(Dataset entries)
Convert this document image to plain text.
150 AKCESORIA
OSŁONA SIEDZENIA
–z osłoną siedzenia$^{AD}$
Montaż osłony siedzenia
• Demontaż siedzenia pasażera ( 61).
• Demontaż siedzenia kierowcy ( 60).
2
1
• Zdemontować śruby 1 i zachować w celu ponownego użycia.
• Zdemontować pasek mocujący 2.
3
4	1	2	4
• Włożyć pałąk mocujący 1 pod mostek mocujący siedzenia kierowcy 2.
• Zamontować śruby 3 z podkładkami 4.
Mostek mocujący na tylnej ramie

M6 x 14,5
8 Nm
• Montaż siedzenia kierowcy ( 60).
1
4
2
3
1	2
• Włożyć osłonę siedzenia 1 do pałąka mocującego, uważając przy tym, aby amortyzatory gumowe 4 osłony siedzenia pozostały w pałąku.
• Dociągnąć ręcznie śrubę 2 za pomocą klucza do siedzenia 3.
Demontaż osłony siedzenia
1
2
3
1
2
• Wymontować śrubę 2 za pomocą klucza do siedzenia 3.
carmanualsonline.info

_EXERCISE:_
All of the data above should be transcribed exactly.

_SOLUTION BELOW:_
Convert this document image to plain text.
150 AKCESORIA
OSŁONA SIEDZENIA
–z osłoną siedzenia$^{AD}$
Montaż osłony siedzenia
• Demontaż siedzenia pasażera ( 61).
• Demontaż siedzenia kierowcy ( 60).
2
1
• Zdemontować śruby 1 i zachować w celu ponownego użycia.
• Zdemontować pasek mocujący 2.
3
4	1	2	4
• Włożyć pałąk mocujący 1 pod mostek mocujący siedzenia kierowcy 2.
• Zamontować śruby 3 z podkładkami 4.
Mostek mocujący na tylnej ramie

M6 x 14,5
8 Nm
• Montaż siedzenia kierowcy ( 60).
1
4
2
3
1	2
• Włożyć osłonę siedzenia 1 do pałąka mocującego, uważając przy tym, aby amortyzatory gumowe 4 osłony siedzenia pozostały w pałąku.
• Dociągnąć ręcznie śrubę 2 za pomocą klucza do siedzenia 3.
Demontaż osłony siedzenia
1
2
3
1
2
• Wymontować śrubę 2 za pomocą klucza do siedzenia 3.
carmanualsonline.info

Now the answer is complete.